[Provided records]
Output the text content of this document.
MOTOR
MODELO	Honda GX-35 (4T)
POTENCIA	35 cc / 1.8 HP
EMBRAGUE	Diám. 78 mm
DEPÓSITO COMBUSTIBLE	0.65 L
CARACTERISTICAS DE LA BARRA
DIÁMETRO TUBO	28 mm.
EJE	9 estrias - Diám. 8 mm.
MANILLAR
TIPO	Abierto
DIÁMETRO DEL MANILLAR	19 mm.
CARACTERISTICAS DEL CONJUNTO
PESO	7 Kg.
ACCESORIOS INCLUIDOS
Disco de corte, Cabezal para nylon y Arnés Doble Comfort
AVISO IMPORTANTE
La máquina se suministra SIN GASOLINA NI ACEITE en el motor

[To be done] Retype the material in full. Each word must match.

[Finished task]
Output the text content of this document.
MOTOR
MODELO	Honda GX-35 (4T)
POTENCIA	35 cc / 1.8 HP
EMBRAGUE	Diám. 78 mm
DEPÓSITO COMBUSTIBLE	0.65 L
CARACTERISTICAS DE LA BARRA
DIÁMETRO TUBO	28 mm.
EJE	9 estrias - Diám. 8 mm.
MANILLAR
TIPO	Abierto
DIÁMETRO DEL MANILLAR	19 mm.
CARACTERISTICAS DEL CONJUNTO
PESO	7 Kg.
ACCESORIOS INCLUIDOS
Disco de corte, Cabezal para nylon y Arnés Doble Comfort
AVISO IMPORTANTE
La máquina se suministra SIN GASOLINA NI ACEITE en el motor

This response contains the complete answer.